Start of RECORD SET

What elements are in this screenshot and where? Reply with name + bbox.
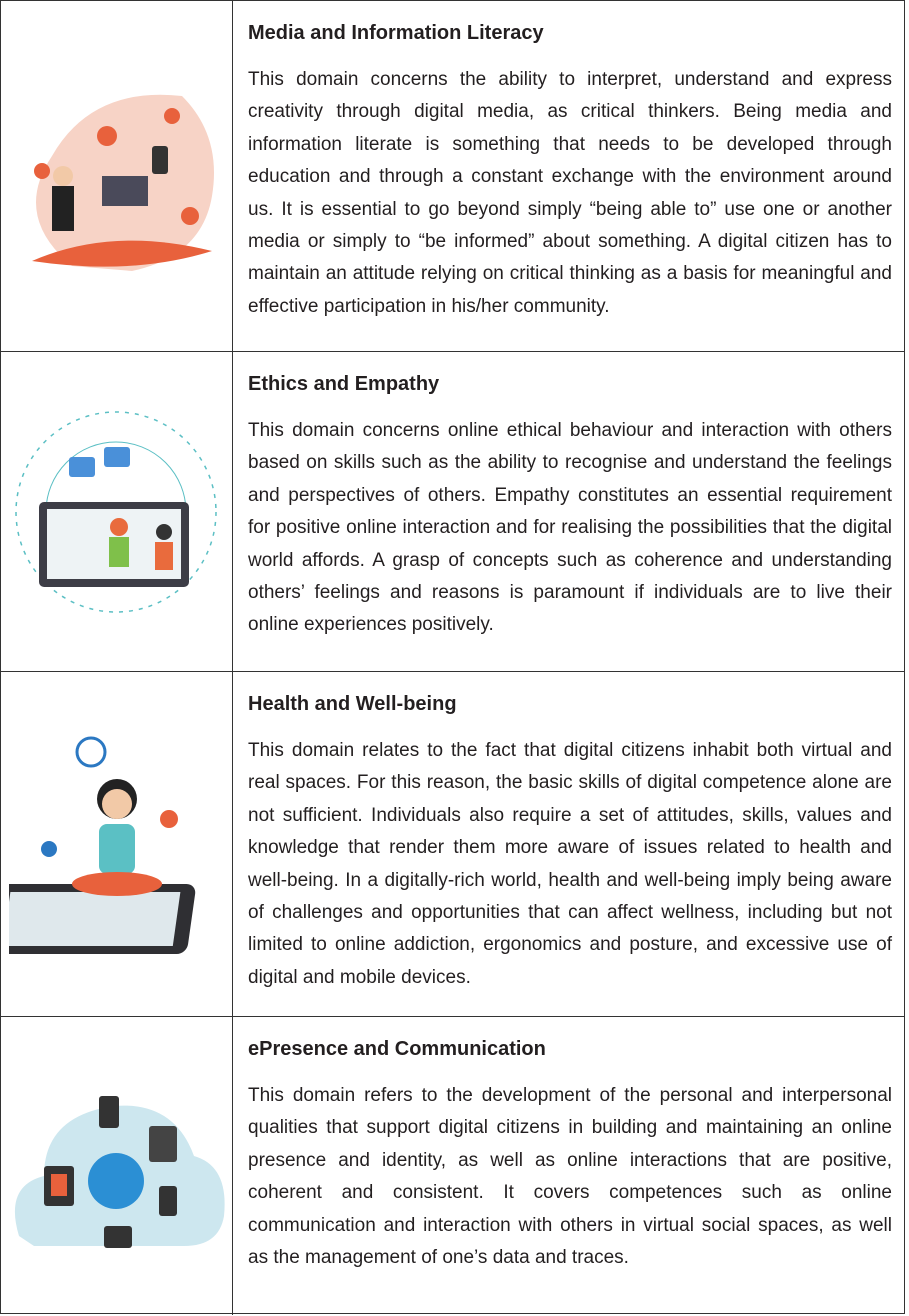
epresence-illustration [14, 1096, 225, 1248]
laptop [101, 176, 148, 206]
illustration-cell [1, 352, 233, 671]
domain-text: This domain concerns the ability to inte… [248, 69, 892, 317]
icon [180, 207, 199, 225]
globe [88, 1153, 144, 1209]
bubble [104, 446, 130, 467]
icon [96, 126, 117, 146]
phone [99, 1096, 119, 1128]
table-row: ePresence and Communication This domain … [1, 1017, 904, 1315]
tablet-screen [9, 892, 181, 946]
illustration-cell [1, 1, 233, 351]
domain-title: Health and Well-being [248, 693, 457, 715]
person [51, 186, 74, 231]
person [109, 536, 129, 567]
domain-title: ePresence and Communication [248, 1038, 546, 1060]
person-head [110, 517, 128, 536]
table-row: Media and Information Literacy This doma… [1, 1, 904, 352]
person-head [102, 789, 132, 819]
text-cell: Media and Information Literacy This doma… [233, 1, 904, 351]
clock [75, 736, 107, 768]
phone [104, 1226, 132, 1248]
domain-title: Media and Information Literacy [248, 22, 544, 44]
legs [72, 872, 162, 896]
health-illustration [9, 736, 196, 954]
icon [33, 163, 50, 179]
icon [41, 841, 57, 857]
person-head [156, 523, 172, 540]
phone [159, 1186, 177, 1216]
bubble [69, 456, 95, 477]
wave [31, 240, 212, 267]
ethics-illustration [15, 410, 217, 613]
domain-text: This domain relates to the fact that dig… [248, 740, 892, 988]
domain-text: This domain concerns online ethical beha… [248, 420, 892, 636]
media-illustration [31, 94, 214, 271]
table-row: Ethics and Empathy This domain concerns … [1, 352, 904, 672]
icon [160, 810, 178, 828]
person [155, 541, 173, 570]
person [99, 824, 135, 874]
tablet [149, 1126, 177, 1162]
illustration-cell [1, 1017, 233, 1315]
network [15, 410, 217, 613]
text-cell: ePresence and Communication This domain … [233, 1017, 904, 1315]
text-cell: Health and Well-being This domain relate… [233, 672, 904, 1016]
domain-text: This domain refers to the development of… [248, 1085, 892, 1269]
icon [163, 108, 180, 124]
phone [151, 146, 168, 174]
person-head [52, 166, 73, 186]
table-row: Health and Well-being This domain relate… [1, 672, 904, 1017]
tablet-screen [51, 1174, 67, 1196]
text-cell: Ethics and Empathy This domain concerns … [233, 352, 904, 671]
illustration-cell [1, 672, 233, 1016]
domain-title: Ethics and Empathy [248, 373, 440, 395]
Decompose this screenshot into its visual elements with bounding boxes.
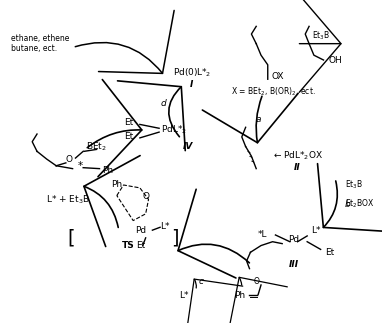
- Text: L*: L*: [311, 226, 320, 235]
- Text: Et$_3$B: Et$_3$B: [345, 179, 363, 191]
- Text: Pd: Pd: [135, 226, 146, 235]
- Text: ]: ]: [171, 228, 178, 247]
- Text: X = BEt$_2$, B(OR)$_2$, ect.: X = BEt$_2$, B(OR)$_2$, ect.: [231, 86, 316, 98]
- Text: Ph: Ph: [111, 181, 122, 190]
- Text: *: *: [78, 161, 83, 171]
- Text: d: d: [160, 99, 166, 108]
- Text: IV: IV: [183, 142, 193, 151]
- Text: PdL*$_2$: PdL*$_2$: [162, 124, 188, 136]
- Text: Et$_3$B: Et$_3$B: [312, 30, 330, 42]
- Text: Et: Et: [124, 118, 133, 127]
- Text: ethane, ethene
butane, ect.: ethane, ethene butane, ect.: [11, 34, 70, 53]
- Text: b: b: [345, 200, 350, 209]
- Text: TS: TS: [122, 241, 135, 250]
- Text: Et: Et: [124, 132, 133, 141]
- Text: II: II: [294, 163, 301, 172]
- Text: c: c: [199, 276, 204, 286]
- Text: Pd(0)L*$_2$: Pd(0)L*$_2$: [173, 66, 211, 79]
- Text: O: O: [142, 192, 149, 201]
- Text: L*: L*: [160, 222, 170, 231]
- Text: BEt$_2$: BEt$_2$: [86, 140, 107, 153]
- Text: OH: OH: [328, 56, 342, 65]
- Text: $\leftarrow$PdL*$_2$OX: $\leftarrow$PdL*$_2$OX: [272, 150, 323, 162]
- Text: Pd: Pd: [288, 235, 299, 244]
- Text: Et: Et: [136, 241, 146, 250]
- Text: *L: *L: [258, 231, 268, 239]
- Text: a: a: [256, 115, 261, 124]
- Text: Ph: Ph: [234, 291, 245, 300]
- Text: I: I: [190, 79, 194, 89]
- Text: OX: OX: [271, 72, 283, 81]
- Text: Ph: Ph: [102, 166, 113, 175]
- Text: III: III: [289, 260, 299, 269]
- Text: O: O: [253, 276, 259, 286]
- Text: L*: L*: [180, 291, 189, 300]
- Text: L* + Et$_3$B: L* + Et$_3$B: [46, 193, 90, 206]
- Text: Et: Et: [325, 248, 335, 257]
- Text: O: O: [65, 154, 72, 163]
- Text: Et$_2$BOX: Et$_2$BOX: [345, 198, 374, 211]
- Text: [: [: [67, 228, 74, 247]
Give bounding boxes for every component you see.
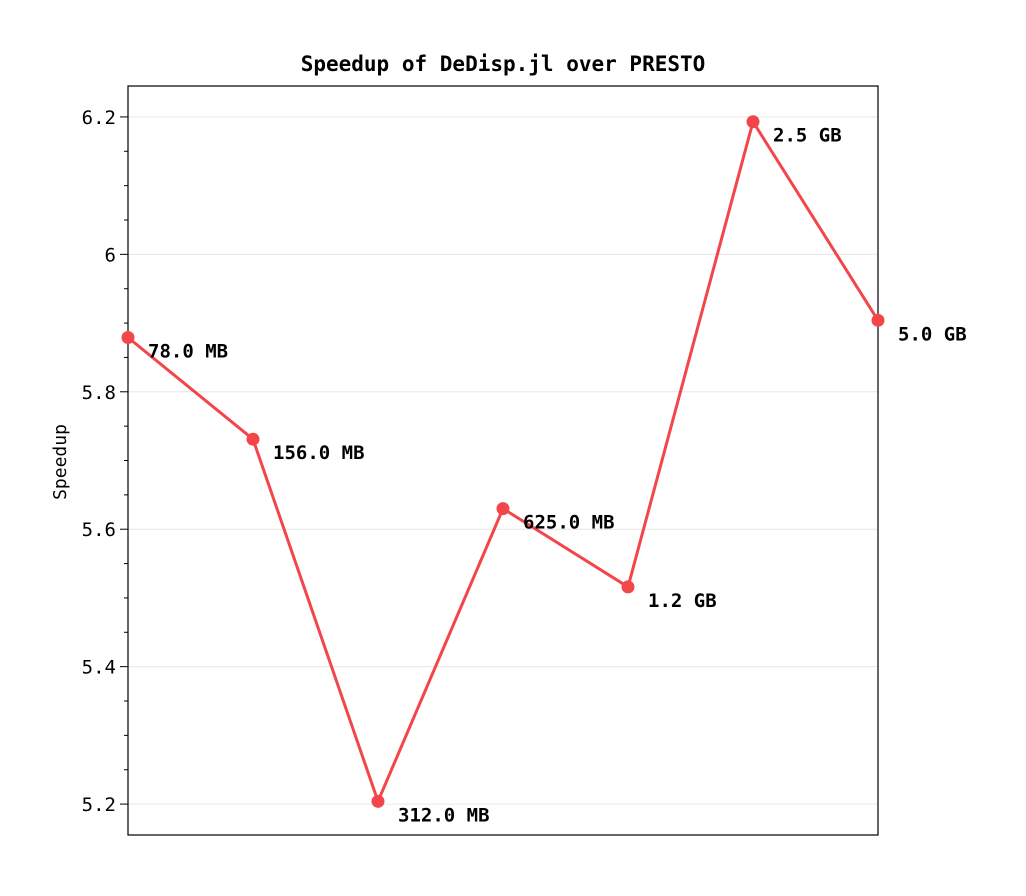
data-label: 1.2 GB: [648, 590, 717, 612]
data-label: 2.5 GB: [773, 125, 842, 147]
data-point: [621, 580, 635, 594]
data-label: 5.0 GB: [898, 323, 967, 345]
y-axis-label: Speedup: [50, 424, 71, 500]
data-point: [246, 432, 260, 446]
y-tick-label: 5.4: [82, 657, 116, 679]
y-tick-label: 5.6: [82, 519, 116, 541]
data-point: [496, 502, 510, 516]
data-label: 156.0 MB: [273, 442, 365, 464]
series: 78.0 MB 156.0 MB 312.0 MB 625.0 MB 1.2 GB 2.5…: [121, 115, 967, 826]
y-tick-label: 6.2: [82, 107, 116, 129]
y-tick-label: 5.8: [82, 382, 116, 404]
grid-lines: [128, 116, 878, 805]
data-label: 625.0 MB: [523, 512, 615, 534]
data-point: [746, 115, 760, 129]
plot-frame: [127, 85, 879, 836]
data-label: 78.0 MB: [148, 340, 228, 362]
y-axis: 5.2 5.4 5.6 5.8 6 6.2: [82, 107, 128, 816]
chart-title: Speedup of DeDisp.jl over PRESTO: [301, 52, 706, 76]
data-point: [871, 313, 885, 327]
data-point: [371, 794, 385, 808]
y-tick-label: 6: [105, 244, 116, 266]
series-line: [127, 120, 880, 803]
data-point: [121, 330, 135, 344]
data-label: 312.0 MB: [398, 804, 490, 826]
y-tick-label: 5.2: [82, 794, 116, 816]
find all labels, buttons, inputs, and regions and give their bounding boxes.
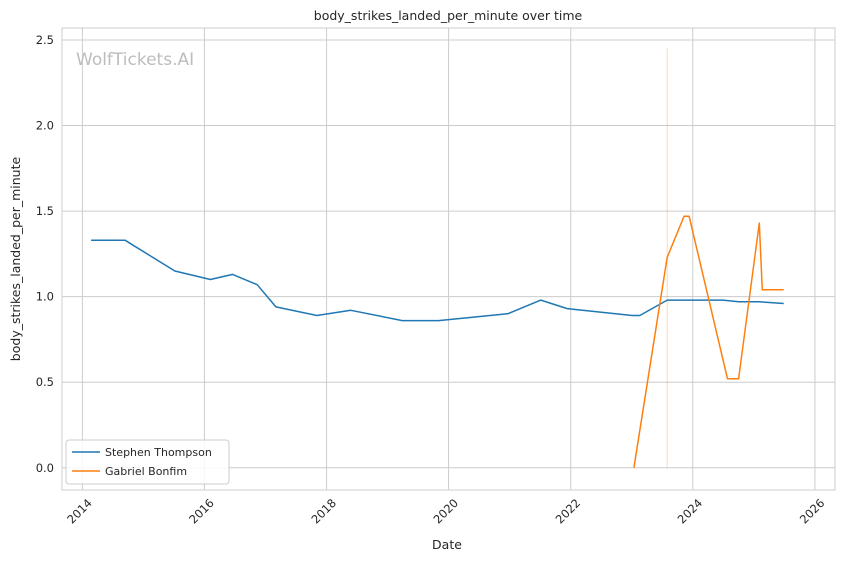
series-line-gabriel-bonfim xyxy=(633,215,784,468)
y-tick-label: 0.5 xyxy=(36,375,54,389)
series-line-stephen-thompson xyxy=(91,239,784,322)
x-axis-label: Date xyxy=(432,537,462,552)
y-tick-label: 0.0 xyxy=(36,461,54,475)
x-tick-labels: 2014 2016 2018 2020 2022 2024 2026 xyxy=(64,496,827,527)
x-tick-label: 2024 xyxy=(675,496,706,527)
y-tick-label: 1.5 xyxy=(36,204,54,218)
x-tick-label: 2014 xyxy=(64,496,95,527)
x-tick-label: 2018 xyxy=(308,496,339,527)
legend-box xyxy=(65,439,230,485)
y-tick-label: 2.0 xyxy=(36,119,54,133)
series-lines xyxy=(91,48,784,468)
x-tick-label: 2026 xyxy=(797,496,828,527)
watermark: WolfTickets.AI xyxy=(76,50,194,70)
legend-label-gabriel-bonfim: Gabriel Bonfim xyxy=(105,465,187,478)
y-axis-label: body_strikes_landed_per_minute xyxy=(8,156,23,361)
y-tick-label: 2.5 xyxy=(36,33,54,47)
x-tick-label: 2016 xyxy=(186,496,217,527)
chart-title: body_strikes_landed_per_minute over time xyxy=(314,8,583,23)
legend-label-stephen-thompson: Stephen Thompson xyxy=(105,446,212,459)
y-tick-labels: 0.0 0.5 1.0 1.5 2.0 2.5 xyxy=(36,33,54,475)
legend: Stephen Thompson Gabriel Bonfim xyxy=(65,439,230,485)
x-tick-label: 2022 xyxy=(553,496,584,527)
y-tick-label: 1.0 xyxy=(36,290,54,304)
x-tick-label: 2020 xyxy=(430,496,461,527)
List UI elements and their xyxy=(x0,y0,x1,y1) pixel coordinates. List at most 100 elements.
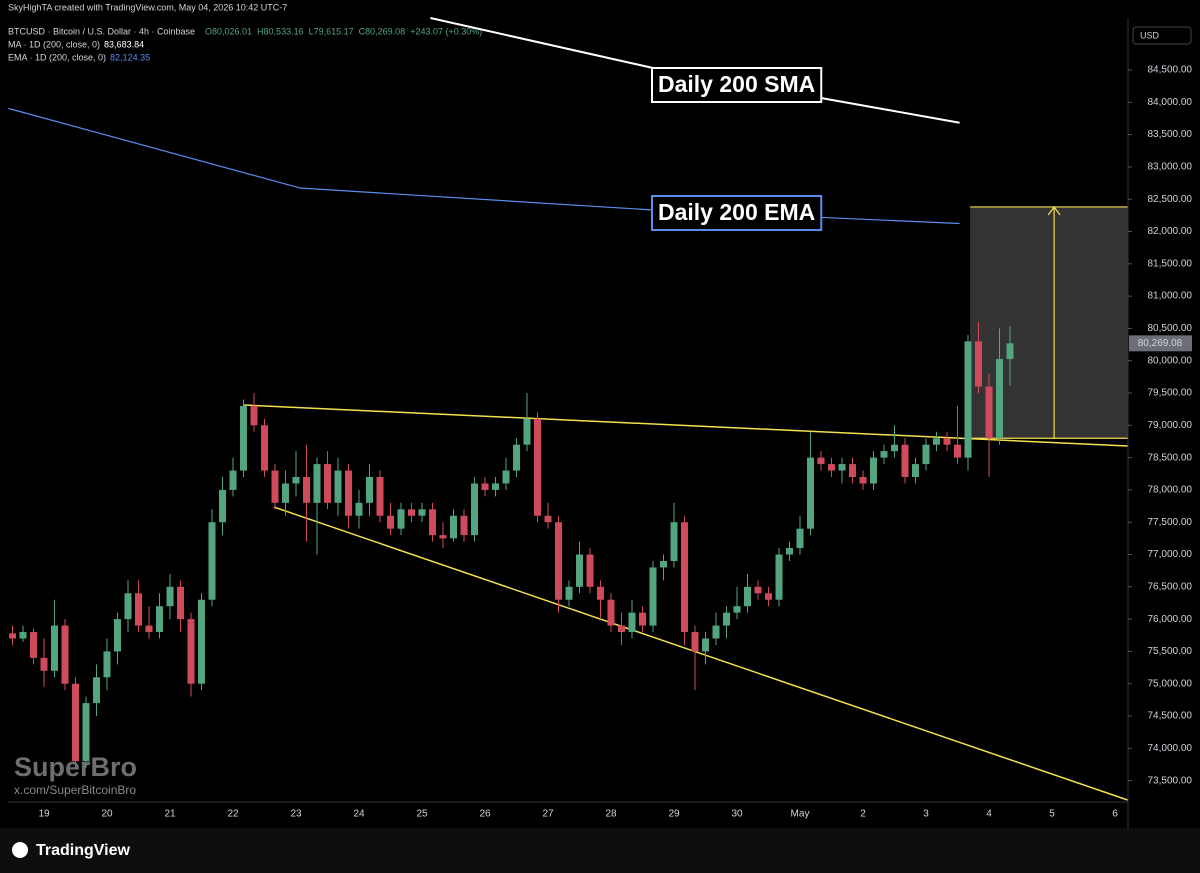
candle-body xyxy=(985,386,993,439)
candle-body xyxy=(975,341,982,387)
currency: USD xyxy=(1140,30,1160,40)
candle-body xyxy=(912,464,919,477)
x-tick-label: 4 xyxy=(986,809,992,820)
y-tick-label: 79,500.00 xyxy=(1148,388,1193,399)
y-tick-label: 78,500.00 xyxy=(1148,452,1193,463)
x-tick-label: May xyxy=(791,809,810,820)
indicator-value: 83,683.84 xyxy=(104,39,144,49)
x-tick-label: 29 xyxy=(668,809,680,820)
footer-logo xyxy=(12,842,28,858)
y-tick-label: 79,000.00 xyxy=(1148,420,1193,431)
candle-body xyxy=(418,509,426,516)
candle-body xyxy=(366,476,373,503)
x-tick-label: 24 xyxy=(353,809,365,820)
candle-body xyxy=(208,522,216,600)
x-tick-label: 23 xyxy=(290,809,302,820)
candle-body xyxy=(502,470,510,484)
indicator-value: 82,124.35 xyxy=(110,52,150,62)
projection-arrow xyxy=(1047,205,1061,439)
y-tick-label: 76,500.00 xyxy=(1148,581,1193,592)
x-tick-label: 25 xyxy=(416,809,428,820)
candle-body xyxy=(313,464,321,503)
y-tick-label: 73,500.00 xyxy=(1148,775,1193,786)
candle-body xyxy=(534,418,541,516)
candle-body xyxy=(324,464,331,503)
candle-body xyxy=(30,632,37,658)
candle-body xyxy=(481,483,489,490)
candle-body xyxy=(712,625,720,639)
candle-body xyxy=(586,554,594,587)
candle-body xyxy=(555,522,562,600)
x-tick-label: 22 xyxy=(227,809,239,820)
candle-body xyxy=(775,554,783,600)
x-tick-label: 30 xyxy=(731,809,743,820)
candle-body xyxy=(229,470,237,490)
y-tick-label: 76,000.00 xyxy=(1148,614,1193,625)
y-tick-label: 77,500.00 xyxy=(1148,517,1193,528)
candle-body xyxy=(61,625,69,684)
candle-body xyxy=(954,444,961,458)
y-tick-label: 83,500.00 xyxy=(1148,129,1193,140)
candle-body xyxy=(943,438,951,445)
candle-body xyxy=(565,586,573,600)
candle-body xyxy=(187,619,195,684)
candle-body xyxy=(82,703,90,762)
candle-body xyxy=(744,586,751,607)
ohlc-legend: H80,533.16 xyxy=(257,26,304,36)
candle-body xyxy=(691,632,699,652)
y-tick-label: 81,500.00 xyxy=(1148,258,1193,269)
candle-body xyxy=(19,632,27,639)
candle-body xyxy=(733,606,741,613)
indicator-name: EMA · 1D (200, close, 0) xyxy=(8,52,106,62)
candle-body xyxy=(702,638,709,652)
ohlc-legend: O80,026.01 xyxy=(205,26,252,36)
candle-body xyxy=(607,599,615,626)
candle-body xyxy=(786,548,793,555)
candle-body xyxy=(40,657,48,671)
candle-body xyxy=(397,509,405,529)
y-tick-label: 75,500.00 xyxy=(1148,646,1193,657)
candle-body xyxy=(93,677,100,704)
y-tick-label: 84,000.00 xyxy=(1148,97,1193,108)
x-tick-label: 27 xyxy=(542,809,554,820)
candle-body xyxy=(1006,343,1014,360)
footer-bar xyxy=(0,828,1200,873)
candle-body xyxy=(544,515,552,523)
x-tick-label: 20 xyxy=(101,809,113,820)
indicator-name: MA · 1D (200, close, 0) xyxy=(8,39,100,49)
y-tick-label: 74,500.00 xyxy=(1148,711,1193,722)
candle-body xyxy=(439,535,447,539)
x-tick-label: 28 xyxy=(605,809,617,820)
x-tick-label: 21 xyxy=(164,809,176,820)
candle-body xyxy=(597,586,604,600)
y-tick-label: 75,000.00 xyxy=(1148,678,1193,689)
candle-body xyxy=(859,476,867,484)
candle-body xyxy=(166,586,174,607)
candle-body xyxy=(408,509,415,516)
x-tick-label: 2 xyxy=(860,809,866,820)
candle-body xyxy=(807,457,814,529)
candle-body xyxy=(135,593,142,626)
candle-body xyxy=(387,515,394,529)
ohlc-legend: +243.07 (+0.30%) xyxy=(410,26,482,36)
candle-body xyxy=(471,483,478,536)
y-tick-label: 74,000.00 xyxy=(1148,743,1193,754)
candle-body xyxy=(838,464,846,471)
candle-body xyxy=(870,457,877,484)
y-tick-label: 81,000.00 xyxy=(1148,291,1193,302)
candle-body xyxy=(817,457,825,465)
candle-body xyxy=(618,625,625,633)
candle-body xyxy=(450,515,457,539)
candle-body xyxy=(460,515,468,536)
candle-body xyxy=(177,586,184,620)
y-tick-label: 82,000.00 xyxy=(1148,226,1193,237)
x-tick-label: 5 xyxy=(1049,809,1055,820)
y-tick-label: 80,500.00 xyxy=(1148,323,1193,334)
trendline xyxy=(243,404,1128,447)
candle-body xyxy=(114,619,121,652)
candle-body xyxy=(51,625,58,671)
y-tick-label: 77,000.00 xyxy=(1148,549,1193,560)
candle-body xyxy=(303,476,310,503)
candle-body xyxy=(576,554,583,587)
candle-body xyxy=(670,522,678,561)
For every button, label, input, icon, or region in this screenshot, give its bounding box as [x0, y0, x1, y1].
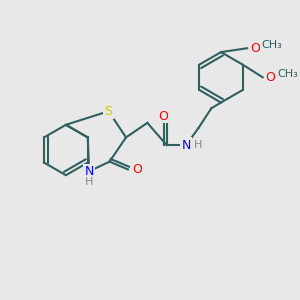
Text: N: N	[182, 139, 191, 152]
Text: CH₃: CH₃	[277, 69, 298, 80]
Text: H: H	[85, 177, 93, 187]
Text: O: O	[250, 42, 260, 55]
Text: S: S	[105, 105, 112, 118]
Text: O: O	[266, 71, 275, 84]
Text: O: O	[132, 163, 142, 176]
Text: H: H	[194, 140, 202, 150]
Text: CH₃: CH₃	[262, 40, 283, 50]
Text: O: O	[158, 110, 168, 123]
Text: N: N	[85, 165, 94, 178]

End of RECORD SET

◆ **EXERCISE PROMPT**
Retype the stretch of rows from the line containing "139, 191, 152]" through the last row, with no changes.

◆ **SOLVED PROBLEM**
Text: N: N	[182, 139, 191, 152]
Text: CH₃: CH₃	[277, 69, 298, 80]
Text: H: H	[85, 177, 93, 187]
Text: O: O	[250, 42, 260, 55]
Text: S: S	[105, 105, 112, 118]
Text: O: O	[266, 71, 275, 84]
Text: O: O	[132, 163, 142, 176]
Text: H: H	[194, 140, 202, 150]
Text: CH₃: CH₃	[262, 40, 283, 50]
Text: O: O	[158, 110, 168, 123]
Text: N: N	[85, 165, 94, 178]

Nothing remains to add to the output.